Exercise brief: Keep only the lines below that contain the string "discount", treating uppercase and lowercase letters as different.

Excerpted records:
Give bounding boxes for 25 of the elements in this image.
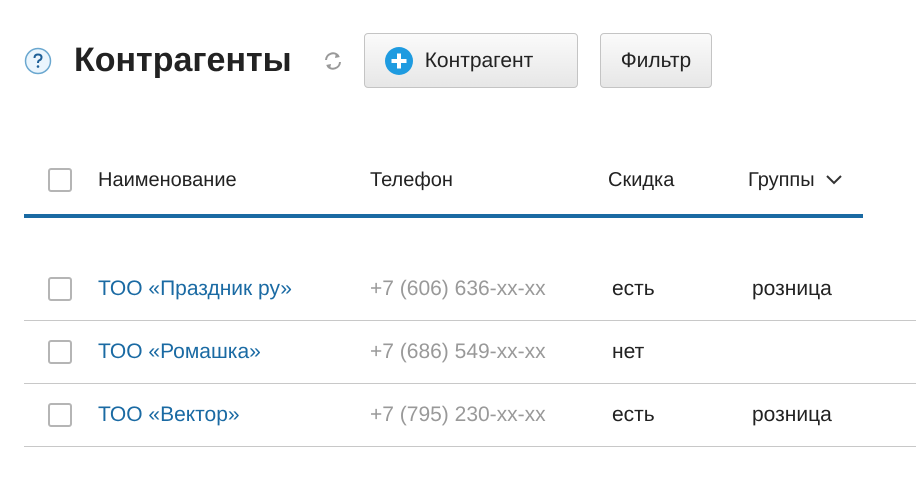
phone-cell: +7 (795) 230-xx-xx <box>370 403 546 426</box>
column-header: Скидка <box>608 168 674 192</box>
page-title: Контрагенты <box>74 41 292 80</box>
row-checkbox[interactable] <box>48 277 72 301</box>
group-cell: розница <box>752 403 832 426</box>
column-header: Телефон <box>370 168 453 192</box>
select-all-checkbox[interactable] <box>48 168 72 192</box>
add-button[interactable]: Контрагент <box>364 33 578 88</box>
filter-button[interactable]: Фильтр <box>600 33 712 88</box>
discount-cell: нет <box>612 340 644 363</box>
row-checkbox[interactable] <box>48 340 72 364</box>
plus-icon <box>384 46 413 74</box>
group-cell: розница <box>752 277 832 300</box>
column-header: Наименование <box>98 168 237 192</box>
phone-cell: +7 (606) 636-xx-xx <box>370 277 546 300</box>
row-checkbox[interactable] <box>48 403 72 427</box>
company-link[interactable]: ТОО «Ромашка» <box>98 340 261 363</box>
company-link[interactable]: ТОО «Вектор» <box>98 403 240 426</box>
discount-cell: есть <box>612 403 655 426</box>
help-icon[interactable] <box>24 46 52 74</box>
chevron-down-icon[interactable] <box>824 174 843 186</box>
company-link[interactable]: ТОО «Праздник ру» <box>98 277 292 300</box>
phone-cell: +7 (686) 549-xx-xx <box>370 340 546 363</box>
column-header: Группы <box>748 168 815 192</box>
discount-cell: есть <box>612 277 655 300</box>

Full response:
discount-cell: нет <box>612 340 644 363</box>
discount-cell: есть <box>612 403 655 426</box>
discount-cell: есть <box>612 277 655 300</box>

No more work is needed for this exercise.